[Excerpt from a dataset]
---
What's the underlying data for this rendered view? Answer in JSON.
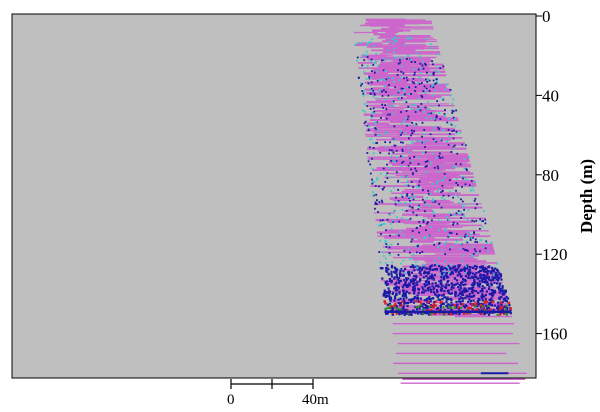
{
  "chart_data": {
    "type": "scatter",
    "ylabel": "Depth (m)",
    "y_inverted": true,
    "ylim": [
      0,
      190
    ],
    "xlim": [
      0,
      190
    ],
    "y_ticks": [
      0,
      40,
      80,
      120,
      160
    ],
    "y_tick_labels": [
      "0",
      "40",
      "80",
      "120",
      "160"
    ],
    "grid": false,
    "background_color": "#bfbfbf",
    "scale_bar": {
      "start_label": "0",
      "end_label": "40m",
      "length_m": 40
    },
    "series": [
      {
        "color": "#cc66cc",
        "role": "dominant horizontal streaks",
        "top_depth": 2,
        "bottom_depth": 185,
        "extent_at_top": [
          123,
          152
        ],
        "extent_at_bottom": [
          138,
          188
        ]
      },
      {
        "color": "#1a1aa6",
        "role": "dense dark blue scatter",
        "depth_range": [
          20,
          180
        ],
        "concentrated_depth": [
          125,
          150
        ]
      },
      {
        "color": "#33cccc",
        "role": "cyan scatter",
        "depth_range": [
          10,
          130
        ]
      },
      {
        "color": "#e02020",
        "role": "red points",
        "depth_range": [
          143,
          150
        ]
      },
      {
        "color": "#2a8a2a",
        "role": "green points",
        "depth_range": [
          145,
          150
        ]
      }
    ]
  }
}
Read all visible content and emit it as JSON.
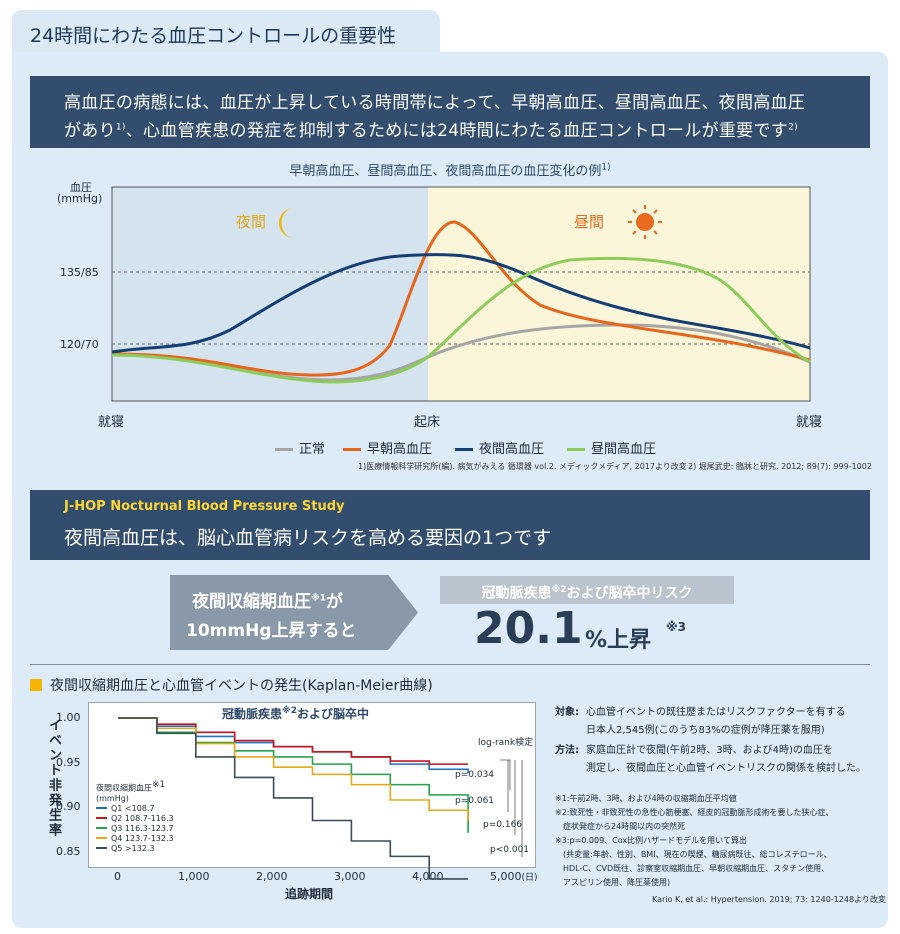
{
  "tab_title": "24時間にわたる血圧コントロールの重要性",
  "banner1": {
    "line1": "高血圧の病態には、血圧が上昇している時間帯によって、早朝高血圧、昼間高血圧、夜間高血圧",
    "line2": "があり",
    "line2_sup": "1)",
    "line2_rest": "、心血管疾患の発症を抑制するためには24時間にわたる血圧コントロールが重要です",
    "line2_sup2": "2)"
  },
  "figure1": {
    "subtitle": "早朝高血圧、昼間高血圧、夜間高血圧の血圧変化の例",
    "subtitle_sup": "1)",
    "y_label_1": "血圧",
    "y_label_2": "(mmHg)",
    "y_tick_upper": "135/85",
    "y_tick_lower": "120/70",
    "night_label": "夜間",
    "day_label": "昼間",
    "x_start": "就寝",
    "x_mid": "起床",
    "x_end": "就寝",
    "legend": [
      {
        "label": "正常",
        "color": "#a6a6a6"
      },
      {
        "label": "早朝高血圧",
        "color": "#e8651c"
      },
      {
        "label": "夜間高血圧",
        "color": "#153e75"
      },
      {
        "label": "昼間高血圧",
        "color": "#8ccc5a"
      }
    ],
    "ref1": "1)医療情報科学研究所(編). 病気がみえる 循環器 vol.2. メディックメディア, 2017より改変",
    "ref2": "2) 堀尾武史: 臨牀と研究. 2012; 89(7): 999-1002",
    "colors": {
      "night_bg": "#d4e3ed",
      "day_bg": "#fbf6d9",
      "moon": "#f5b400",
      "sun": "#ea6a1f"
    }
  },
  "banner2": {
    "english": "J-HOP Nocturnal Blood Pressure Study",
    "japanese": "夜間高血圧は、脳心血管病リスクを高める要因の1つです"
  },
  "risk": {
    "arrow_line1": "夜間収縮期血圧",
    "arrow_sup": "※1",
    "arrow_line1_end": "が",
    "arrow_line2": "10mmHg上昇すると",
    "pill_text": "冠動脈疾患",
    "pill_sup": "※2",
    "pill_text_end": "および脳卒中リスク",
    "value": "20.1",
    "unit": "%上昇",
    "value_sup": "※3"
  },
  "km": {
    "title": "夜間収縮期血圧と心血管イベントの発生(Kaplan-Meier曲線)",
    "subtitle": "冠動脈疾患",
    "subtitle_sup": "※2",
    "subtitle_end": "および脳卒中",
    "y_axis": "イベント非発生率",
    "x_axis": "追跡期間",
    "x_unit": "(日)",
    "logrank": "log-rank検定",
    "p_values": [
      "p=0.034",
      "p=0.061",
      "p=0.166",
      "p<0.001"
    ],
    "legend_title": "夜間収縮期血圧",
    "legend_title_sup": "※1",
    "legend_unit": "(mmHg)",
    "legend": [
      {
        "label": "Q1 <108.7",
        "color": "#1f6fc5"
      },
      {
        "label": "Q2 108.7-116.3",
        "color": "#c8121c"
      },
      {
        "label": "Q3 116.3-123.7",
        "color": "#24a24a"
      },
      {
        "label": "Q4 123.7-132.3",
        "color": "#e6a817"
      },
      {
        "label": "Q5 >132.3",
        "color": "#3c4a5a"
      }
    ]
  },
  "chart_data": {
    "type": "line",
    "title": "冠動脈疾患※2および脳卒中",
    "xlabel": "追跡期間",
    "ylabel": "イベント非発生率",
    "xlim": [
      0,
      5000
    ],
    "ylim": [
      0.84,
      1.0
    ],
    "x_ticks": [
      "0",
      "1,000",
      "2,000",
      "3,000",
      "4,000",
      "5,000"
    ],
    "y_ticks": [
      "1.00",
      "0.95",
      "0.90",
      "0.85"
    ],
    "series": [
      {
        "name": "Q1 <108.7",
        "x": [
          0,
          500,
          1000,
          1500,
          2000,
          2500,
          3000,
          3500,
          4000,
          4500
        ],
        "values": [
          1.0,
          0.992,
          0.982,
          0.976,
          0.972,
          0.967,
          0.962,
          0.955,
          0.95,
          0.946
        ]
      },
      {
        "name": "Q2 108.7-116.3",
        "x": [
          0,
          500,
          1000,
          1500,
          2000,
          2500,
          3000,
          3500,
          4000,
          4500
        ],
        "values": [
          1.0,
          0.994,
          0.986,
          0.978,
          0.972,
          0.967,
          0.962,
          0.958,
          0.955,
          0.955
        ]
      },
      {
        "name": "Q3 116.3-123.7",
        "x": [
          0,
          500,
          1000,
          1500,
          2000,
          2500,
          3000,
          3500,
          4000,
          4500
        ],
        "values": [
          1.0,
          0.986,
          0.976,
          0.968,
          0.962,
          0.955,
          0.945,
          0.935,
          0.925,
          0.888
        ]
      },
      {
        "name": "Q4 123.7-132.3",
        "x": [
          0,
          500,
          1000,
          1500,
          2000,
          2500,
          3000,
          3500,
          4000,
          4500
        ],
        "values": [
          1.0,
          0.99,
          0.975,
          0.962,
          0.952,
          0.945,
          0.935,
          0.92,
          0.91,
          0.9
        ]
      },
      {
        "name": "Q5 >132.3",
        "x": [
          0,
          500,
          1000,
          1500,
          2000,
          2500,
          3000,
          3500,
          4000,
          4500
        ],
        "values": [
          1.0,
          0.985,
          0.962,
          0.942,
          0.922,
          0.9,
          0.88,
          0.865,
          0.843,
          0.843
        ]
      }
    ]
  },
  "study_notes": {
    "subject_label": "対象:",
    "subject_1": "心血管イベントの既往歴またはリスクファクターを有する",
    "subject_2": "日本人2,545例(このうち83%の症例が降圧薬を服用)",
    "method_label": "方法:",
    "method_1": "家庭血圧計で夜間(午前2時、3時、および4時)の血圧を",
    "method_2": "測定し、夜間血圧と心血管イベントリスクの関係を検討した。"
  },
  "footnotes": [
    "※1:午前2時、3時、および4時の収縮期血圧平均値",
    "※2:致死性・非致死性の急性心筋梗塞、経皮的冠動脈形成術を要した狭心症、",
    "　症状発症から24時間以内の突然死",
    "※3:p=0.009、Cox比例ハザードモデルを用いて算出",
    "　(共変量:年齢、性別、BMI、現在の喫煙、糖尿病既往、総コレステロール、",
    "　HDL-C、CVD既往、診察室収縮期血圧、早朝収縮期血圧、スタチン使用、",
    "　アスピリン使用、降圧薬使用)"
  ],
  "citation": "Kario K, et al.: Hypertension. 2019; 73: 1240-1248より改変"
}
---
(Exercise instructions)
All the lines above are to be reproduced exactly, except the pictures.

(Answer to the problem)
What's the underlying data for this rendered view? Answer in JSON.
{
  "chart_data": {
    "type": "scatter",
    "ylabel": "Depth (m)",
    "y_inverted": true,
    "ylim": [
      0,
      190
    ],
    "xlim": [
      0,
      190
    ],
    "y_ticks": [
      0,
      40,
      80,
      120,
      160
    ],
    "y_tick_labels": [
      "0",
      "40",
      "80",
      "120",
      "160"
    ],
    "grid": false,
    "background_color": "#bfbfbf",
    "scale_bar": {
      "start_label": "0",
      "end_label": "40m",
      "length_m": 40
    },
    "series": [
      {
        "color": "#cc66cc",
        "role": "dominant horizontal streaks",
        "top_depth": 2,
        "bottom_depth": 185,
        "extent_at_top": [
          123,
          152
        ],
        "extent_at_bottom": [
          138,
          188
        ]
      },
      {
        "color": "#1a1aa6",
        "role": "dense dark blue scatter",
        "depth_range": [
          20,
          180
        ],
        "concentrated_depth": [
          125,
          150
        ]
      },
      {
        "color": "#33cccc",
        "role": "cyan scatter",
        "depth_range": [
          10,
          130
        ]
      },
      {
        "color": "#e02020",
        "role": "red points",
        "depth_range": [
          143,
          150
        ]
      },
      {
        "color": "#2a8a2a",
        "role": "green points",
        "depth_range": [
          145,
          150
        ]
      }
    ]
  }
}
Read all visible content and emit it as JSON.
{
  "tab_title": "24時間にわたる血圧コントロールの重要性",
  "banner1": {
    "line1": "高血圧の病態には、血圧が上昇している時間帯によって、早朝高血圧、昼間高血圧、夜間高血圧",
    "line2": "があり",
    "line2_sup": "1)",
    "line2_rest": "、心血管疾患の発症を抑制するためには24時間にわたる血圧コントロールが重要です",
    "line2_sup2": "2)"
  },
  "figure1": {
    "subtitle": "早朝高血圧、昼間高血圧、夜間高血圧の血圧変化の例",
    "subtitle_sup": "1)",
    "y_label_1": "血圧",
    "y_label_2": "(mmHg)",
    "y_tick_upper": "135/85",
    "y_tick_lower": "120/70",
    "night_label": "夜間",
    "day_label": "昼間",
    "x_start": "就寝",
    "x_mid": "起床",
    "x_end": "就寝",
    "legend": [
      {
        "label": "正常",
        "color": "#a6a6a6"
      },
      {
        "label": "早朝高血圧",
        "color": "#e8651c"
      },
      {
        "label": "夜間高血圧",
        "color": "#153e75"
      },
      {
        "label": "昼間高血圧",
        "color": "#8ccc5a"
      }
    ],
    "ref1": "1)医療情報科学研究所(編). 病気がみえる 循環器 vol.2. メディックメディア, 2017より改変",
    "ref2": "2) 堀尾武史: 臨牀と研究. 2012; 89(7): 999-1002",
    "colors": {
      "night_bg": "#d4e3ed",
      "day_bg": "#fbf6d9",
      "moon": "#f5b400",
      "sun": "#ea6a1f"
    }
  },
  "banner2": {
    "english": "J-HOP Nocturnal Blood Pressure Study",
    "japanese": "夜間高血圧は、脳心血管病リスクを高める要因の1つです"
  },
  "risk": {
    "arrow_line1": "夜間収縮期血圧",
    "arrow_sup": "※1",
    "arrow_line1_end": "が",
    "arrow_line2": "10mmHg上昇すると",
    "pill_text": "冠動脈疾患",
    "pill_sup": "※2",
    "pill_text_end": "および脳卒中リスク",
    "value": "20.1",
    "unit": "%上昇",
    "value_sup": "※3"
  },
  "km": {
    "title": "夜間収縮期血圧と心血管イベントの発生(Kaplan-Meier曲線)",
    "subtitle": "冠動脈疾患",
    "subtitle_sup": "※2",
    "subtitle_end": "および脳卒中",
    "y_axis": "イベント非発生率",
    "x_axis": "追跡期間",
    "x_unit": "(日)",
    "logrank": "log-rank検定",
    "p_values": [
      "p=0.034",
      "p=0.061",
      "p=0.166",
      "p<0.001"
    ],
    "legend_title": "夜間収縮期血圧",
    "legend_title_sup": "※1",
    "legend_unit": "(mmHg)",
    "legend": [
      {
        "label": "Q1 <108.7",
        "color": "#1f6fc5"
      },
      {
        "label": "Q2 108.7-116.3",
        "color": "#c8121c"
      },
      {
        "label": "Q3 116.3-123.7",
        "color": "#24a24a"
      },
      {
        "label": "Q4 123.7-132.3",
        "color": "#e6a817"
      },
      {
        "label": "Q5 >132.3",
        "color": "#3c4a5a"
      }
    ]
  },
  "chart_data": {
    "type": "line",
    "title": "冠動脈疾患※2および脳卒中",
    "xlabel": "追跡期間",
    "ylabel": "イベント非発生率",
    "xlim": [
      0,
      5000
    ],
    "ylim": [
      0.84,
      1.0
    ],
    "x_ticks": [
      "0",
      "1,000",
      "2,000",
      "3,000",
      "4,000",
      "5,000"
    ],
    "y_ticks": [
      "1.00",
      "0.95",
      "0.90",
      "0.85"
    ],
    "series": [
      {
        "name": "Q1 <108.7",
        "x": [
          0,
          500,
          1000,
          1500,
          2000,
          2500,
          3000,
          3500,
          4000,
          4500
        ],
        "values": [
          1.0,
          0.992,
          0.982,
          0.976,
          0.972,
          0.967,
          0.962,
          0.955,
          0.95,
          0.946
        ]
      },
      {
        "name": "Q2 108.7-116.3",
        "x": [
          0,
          500,
          1000,
          1500,
          2000,
          2500,
          3000,
          3500,
          4000,
          4500
        ],
        "values": [
          1.0,
          0.994,
          0.986,
          0.978,
          0.972,
          0.967,
          0.962,
          0.958,
          0.955,
          0.955
        ]
      },
      {
        "name": "Q3 116.3-123.7",
        "x": [
          0,
          500,
          1000,
          1500,
          2000,
          2500,
          3000,
          3500,
          4000,
          4500
        ],
        "values": [
          1.0,
          0.986,
          0.976,
          0.968,
          0.962,
          0.955,
          0.945,
          0.935,
          0.925,
          0.888
        ]
      },
      {
        "name": "Q4 123.7-132.3",
        "x": [
          0,
          500,
          1000,
          1500,
          2000,
          2500,
          3000,
          3500,
          4000,
          4500
        ],
        "values": [
          1.0,
          0.99,
          0.975,
          0.962,
          0.952,
          0.945,
          0.935,
          0.92,
          0.91,
          0.9
        ]
      },
      {
        "name": "Q5 >132.3",
        "x": [
          0,
          500,
          1000,
          1500,
          2000,
          2500,
          3000,
          3500,
          4000,
          4500
        ],
        "values": [
          1.0,
          0.985,
          0.962,
          0.942,
          0.922,
          0.9,
          0.88,
          0.865,
          0.843,
          0.843
        ]
      }
    ]
  },
  "study_notes": {
    "subject_label": "対象:",
    "subject_1": "心血管イベントの既往歴またはリスクファクターを有する",
    "subject_2": "日本人2,545例(このうち83%の症例が降圧薬を服用)",
    "method_label": "方法:",
    "method_1": "家庭血圧計で夜間(午前2時、3時、および4時)の血圧を",
    "method_2": "測定し、夜間血圧と心血管イベントリスクの関係を検討した。"
  },
  "footnotes": [
    "※1:午前2時、3時、および4時の収縮期血圧平均値",
    "※2:致死性・非致死性の急性心筋梗塞、経皮的冠動脈形成術を要した狭心症、",
    "　症状発症から24時間以内の突然死",
    "※3:p=0.009、Cox比例ハザードモデルを用いて算出",
    "　(共変量:年齢、性別、BMI、現在の喫煙、糖尿病既往、総コレステロール、",
    "　HDL-C、CVD既往、診察室収縮期血圧、早朝収縮期血圧、スタチン使用、",
    "　アスピリン使用、降圧薬使用)"
  ],
  "citation": "Kario K, et al.: Hypertension. 2019; 73: 1240-1248より改変"
}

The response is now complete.